> _WHAT THIS TASK INVOLVES_
Lift every line from the entries that includes the word "SEGUROS".

> _ITEMS_

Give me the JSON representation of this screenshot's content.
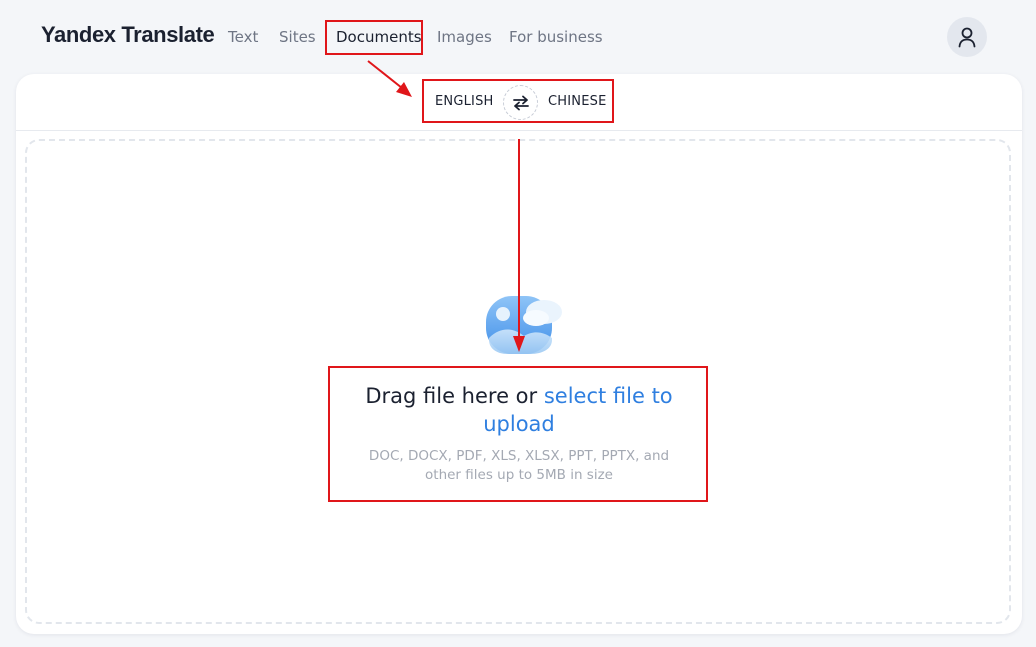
{
  "header": {
    "logo": "Yandex Translate",
    "nav": [
      {
        "label": "Text"
      },
      {
        "label": "Sites"
      },
      {
        "label": "Documents"
      },
      {
        "label": "Images"
      },
      {
        "label": "For business"
      }
    ],
    "active_tab": "Documents",
    "avatar_icon": "user-icon"
  },
  "language_bar": {
    "source": "ENGLISH",
    "target": "CHINESE",
    "swap_icon": "swap-arrows-icon"
  },
  "dropzone": {
    "illustration_icon": "image-cloud-icon",
    "title_prefix": "Drag file here or ",
    "title_link": "select file to upload",
    "subtitle": "DOC, DOCX, PDF, XLS, XLSX, PPT, PPTX, and other files up to 5MB in size"
  },
  "colors": {
    "page_bg": "#f4f6f9",
    "card_bg": "#ffffff",
    "link": "#2f7fe0",
    "annotation": "#e0161a",
    "text_primary": "#1b2130",
    "text_muted": "#a4a9b3"
  }
}
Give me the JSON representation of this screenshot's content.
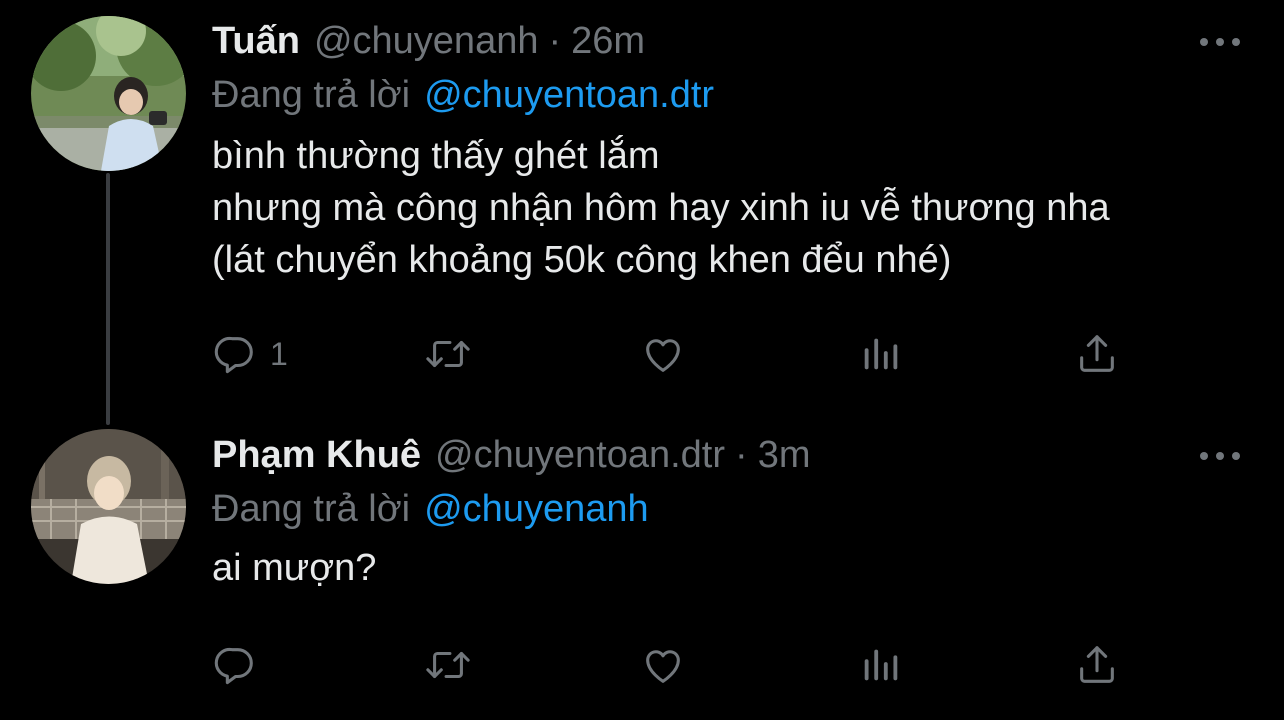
{
  "colors": {
    "background": "#000000",
    "text_primary": "#e7e9ea",
    "text_secondary": "#71767b",
    "link": "#1d9bf0"
  },
  "tweets": [
    {
      "display_name": "Tuấn",
      "handle": "@chuyenanh",
      "separator": "·",
      "time": "26m",
      "reply_prefix": "Đang trả lời",
      "reply_to": "@chuyentoan.dtr",
      "text_lines": [
        "bình thường thấy ghét lắm",
        "nhưng mà công nhận hôm hay xinh iu vễ thương nha",
        "(lát chuyển khoảng 50k công khen đểu nhé)"
      ],
      "reply_count": "1",
      "icons": [
        "reply-icon",
        "retweet-icon",
        "like-icon",
        "views-icon",
        "share-icon",
        "more-icon"
      ]
    },
    {
      "display_name": "Phạm Khuê",
      "handle": "@chuyentoan.dtr",
      "separator": "·",
      "time": "3m",
      "reply_prefix": "Đang trả lời",
      "reply_to": "@chuyenanh",
      "text_lines": [
        "ai mượn?"
      ],
      "reply_count": "",
      "icons": [
        "reply-icon",
        "retweet-icon",
        "like-icon",
        "views-icon",
        "share-icon",
        "more-icon"
      ]
    }
  ]
}
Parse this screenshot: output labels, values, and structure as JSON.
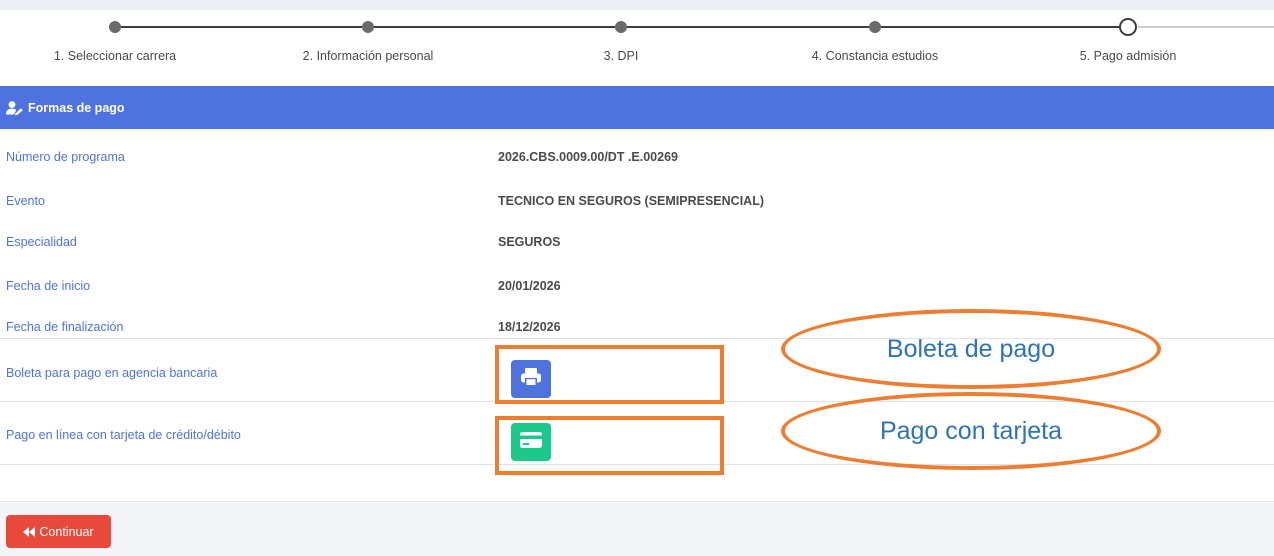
{
  "stepper": {
    "steps": [
      {
        "label": "1. Seleccionar carrera",
        "state": "done"
      },
      {
        "label": "2. Información personal",
        "state": "done"
      },
      {
        "label": "3. DPI",
        "state": "done"
      },
      {
        "label": "4. Constancia estudios",
        "state": "done"
      },
      {
        "label": "5. Pago admisión",
        "state": "current"
      }
    ]
  },
  "card": {
    "title": "Formas de pago",
    "rows": [
      {
        "label": "Número de programa",
        "value": "2026.CBS.0009.00/DT .E.00269"
      },
      {
        "label": "Evento",
        "value": "TECNICO EN SEGUROS (SEMIPRESENCIAL)"
      },
      {
        "label": "Especialidad",
        "value": "SEGUROS"
      },
      {
        "label": "Fecha de inicio",
        "value": "20/01/2026"
      },
      {
        "label": "Fecha de finalización",
        "value": "18/12/2026"
      }
    ],
    "payments": [
      {
        "label": "Boleta para pago en agencia bancaria",
        "icon": "printer-icon",
        "color": "#4e73df"
      },
      {
        "label": "Pago en línea con tarjeta de crédito/débito",
        "icon": "credit-card-icon",
        "color": "#1cc88a"
      }
    ]
  },
  "annotations": {
    "boleta": "Boleta de pago",
    "tarjeta": "Pago con tarjeta",
    "color": "#ed7d31"
  },
  "footer": {
    "continue_label": "Continuar",
    "continue_icon": "backward-icon",
    "continue_color": "#e74a3b"
  }
}
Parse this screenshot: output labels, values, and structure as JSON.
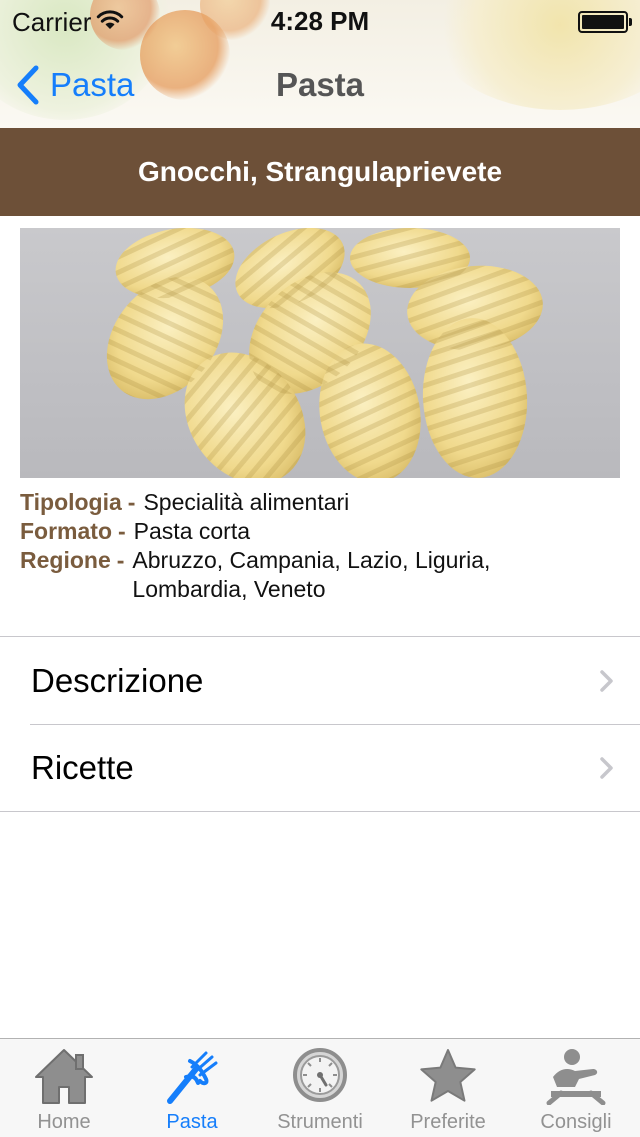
{
  "status_bar": {
    "carrier": "Carrier",
    "time": "4:28 PM"
  },
  "nav": {
    "back_label": "Pasta",
    "title": "Pasta"
  },
  "product": {
    "name": "Gnocchi, Strangulaprievete",
    "details": [
      {
        "label": "Tipologia",
        "separator": "-",
        "value": "Specialità alimentari"
      },
      {
        "label": "Formato",
        "separator": "-",
        "value": "Pasta corta"
      },
      {
        "label": "Regione",
        "separator": "-",
        "value": "Abruzzo, Campania, Lazio, Liguria, Lombardia, Veneto"
      }
    ]
  },
  "rows": [
    {
      "label": "Descrizione"
    },
    {
      "label": "Ricette"
    }
  ],
  "tabs": [
    {
      "label": "Home",
      "icon": "house-icon",
      "active": false
    },
    {
      "label": "Pasta",
      "icon": "pasta-fork-icon",
      "active": true
    },
    {
      "label": "Strumenti",
      "icon": "timer-dial-icon",
      "active": false
    },
    {
      "label": "Preferite",
      "icon": "star-icon",
      "active": false
    },
    {
      "label": "Consigli",
      "icon": "chef-icon",
      "active": false
    }
  ],
  "colors": {
    "accent": "#157efb",
    "banner": "#6d5038",
    "label_brown": "#7a5c3e",
    "tab_inactive": "#929292"
  }
}
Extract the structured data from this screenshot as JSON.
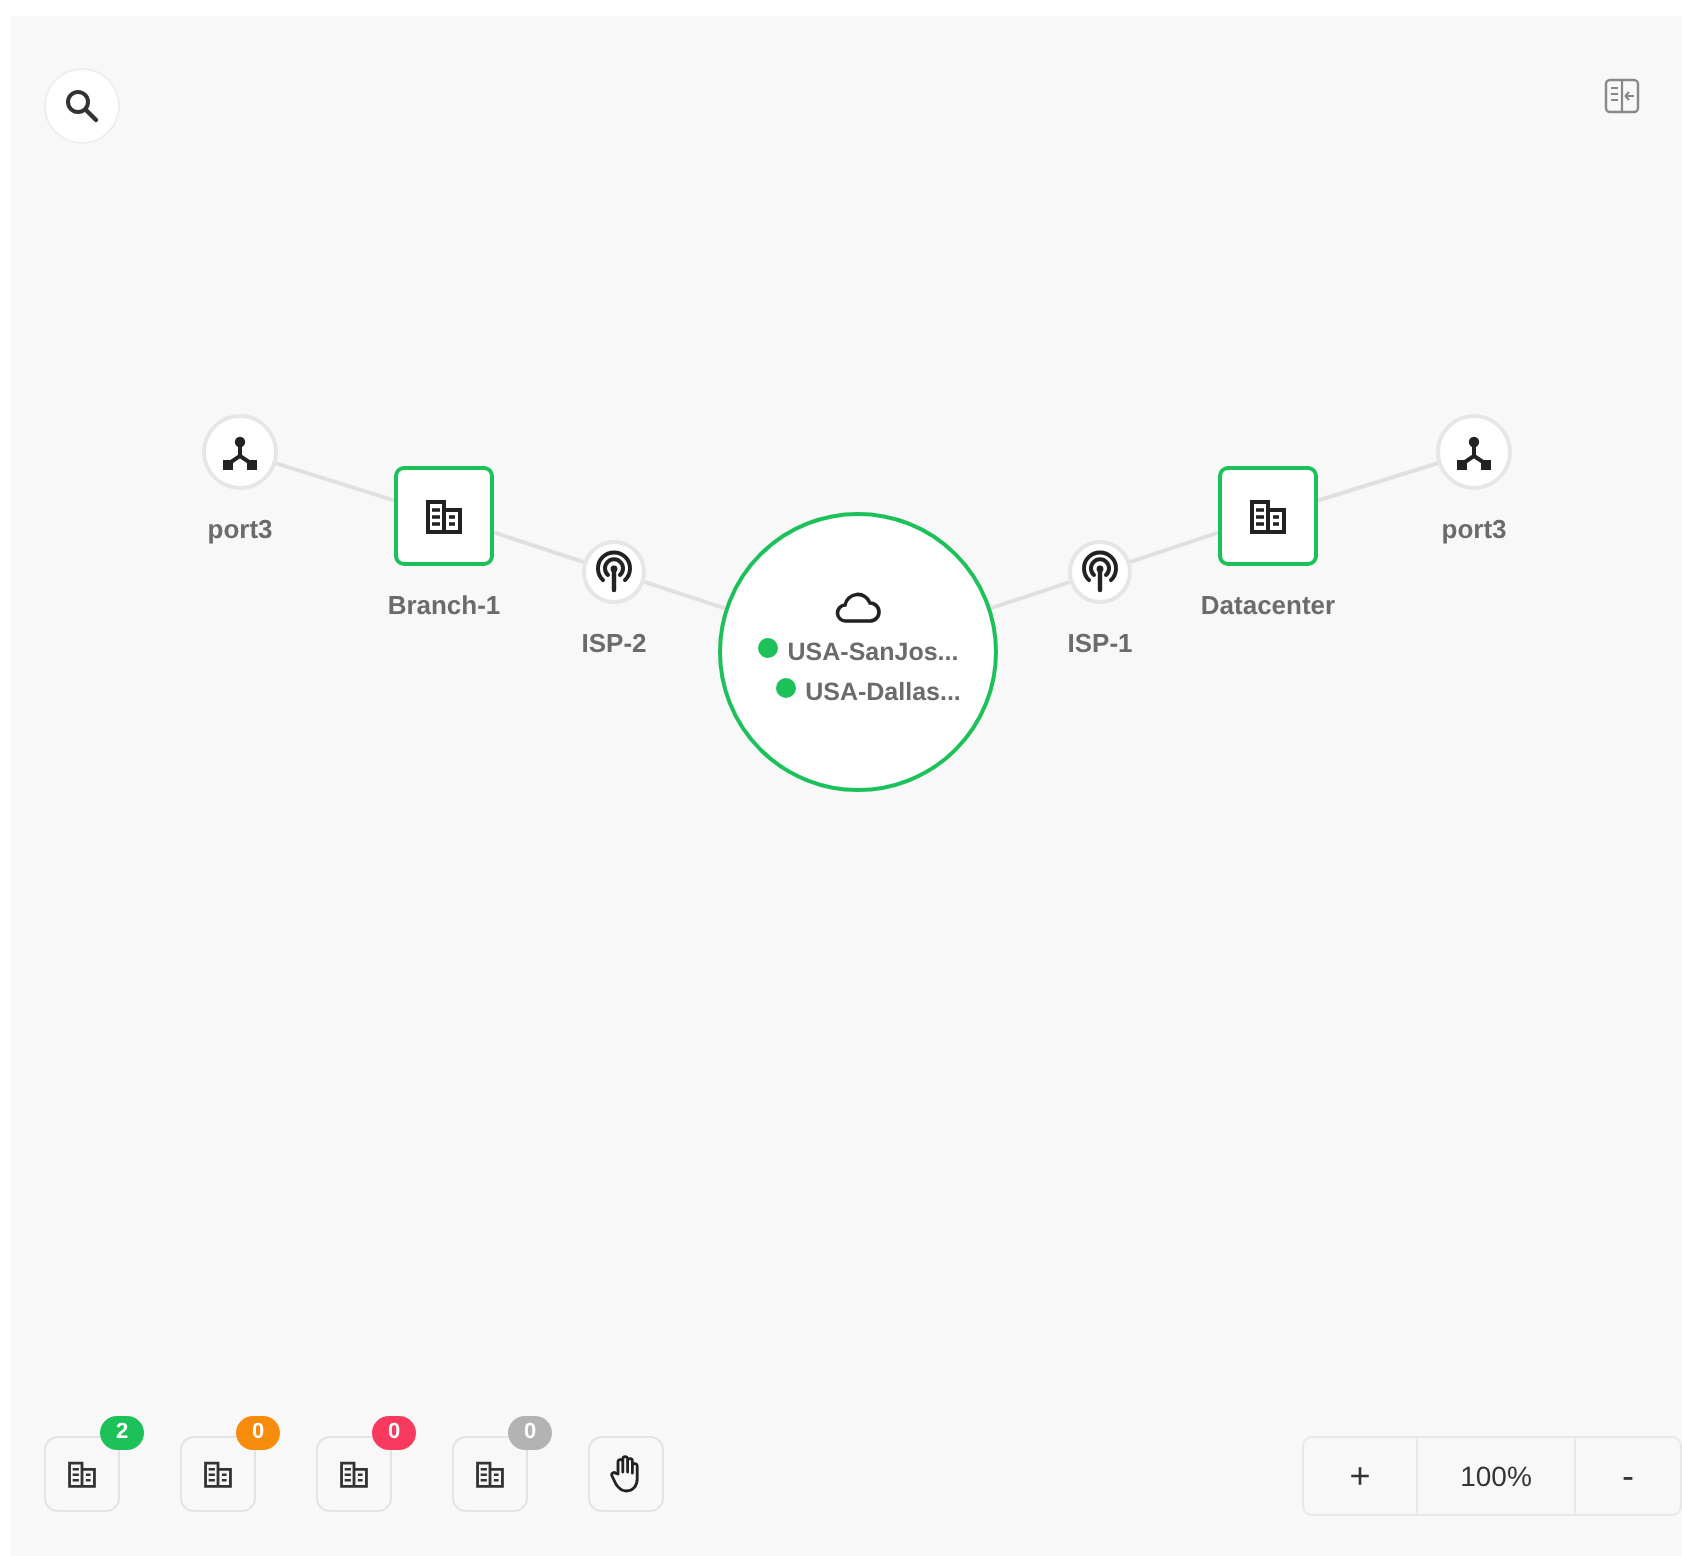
{
  "nodes": [
    {
      "kind": "port",
      "label": "port3"
    },
    {
      "kind": "site",
      "label": "Branch-1",
      "selected": true
    },
    {
      "kind": "isp",
      "label": "ISP-2"
    },
    {
      "kind": "cloud",
      "selected": true,
      "members": [
        {
          "label": "USA-SanJos...",
          "color": "#1cc15a"
        },
        {
          "label": "USA-Dallas...",
          "color": "#1cc15a"
        }
      ]
    },
    {
      "kind": "isp",
      "label": "ISP-1"
    },
    {
      "kind": "site",
      "label": "Datacenter",
      "selected": true
    },
    {
      "kind": "port",
      "label": "port3"
    }
  ],
  "filters": [
    {
      "count": "2",
      "color": "#1cc15a"
    },
    {
      "count": "0",
      "color": "#f68b0c"
    },
    {
      "count": "0",
      "color": "#f73a5e"
    },
    {
      "count": "0",
      "color": "#b3b3b3"
    }
  ],
  "zoom": {
    "in": "+",
    "level": "100%",
    "out": "-"
  }
}
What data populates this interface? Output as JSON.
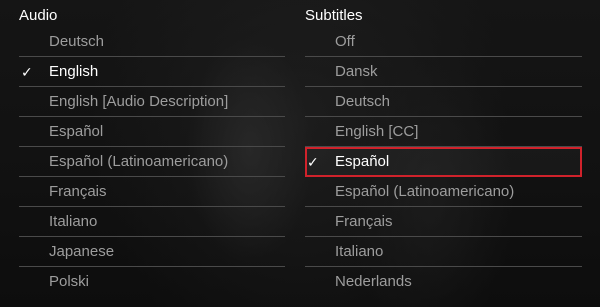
{
  "audio": {
    "header": "Audio",
    "options": [
      {
        "label": "Deutsch",
        "check": ""
      },
      {
        "label": "English",
        "check": "✓"
      },
      {
        "label": "English [Audio Description]",
        "check": ""
      },
      {
        "label": "Español",
        "check": ""
      },
      {
        "label": "Español (Latinoamericano)",
        "check": ""
      },
      {
        "label": "Français",
        "check": ""
      },
      {
        "label": "Italiano",
        "check": ""
      },
      {
        "label": "Japanese",
        "check": ""
      },
      {
        "label": "Polski",
        "check": ""
      }
    ]
  },
  "subtitles": {
    "header": "Subtitles",
    "options": [
      {
        "label": "Off",
        "check": ""
      },
      {
        "label": "Dansk",
        "check": ""
      },
      {
        "label": "Deutsch",
        "check": ""
      },
      {
        "label": "English [CC]",
        "check": ""
      },
      {
        "label": "Español",
        "check": "✓"
      },
      {
        "label": "Español (Latinoamericano)",
        "check": ""
      },
      {
        "label": "Français",
        "check": ""
      },
      {
        "label": "Italiano",
        "check": ""
      },
      {
        "label": "Nederlands",
        "check": ""
      }
    ]
  },
  "colors": {
    "focus_outline": "#d0222b",
    "selected_text": "#ffffff",
    "unselected_text": "#9d9d9d",
    "divider": "#4a4a4a"
  }
}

> _TASK RESPONSE_
        "value": "TECNICO EN SEGUROS (SEMIPRESENCIAL)"
        "value": "SEGUROS"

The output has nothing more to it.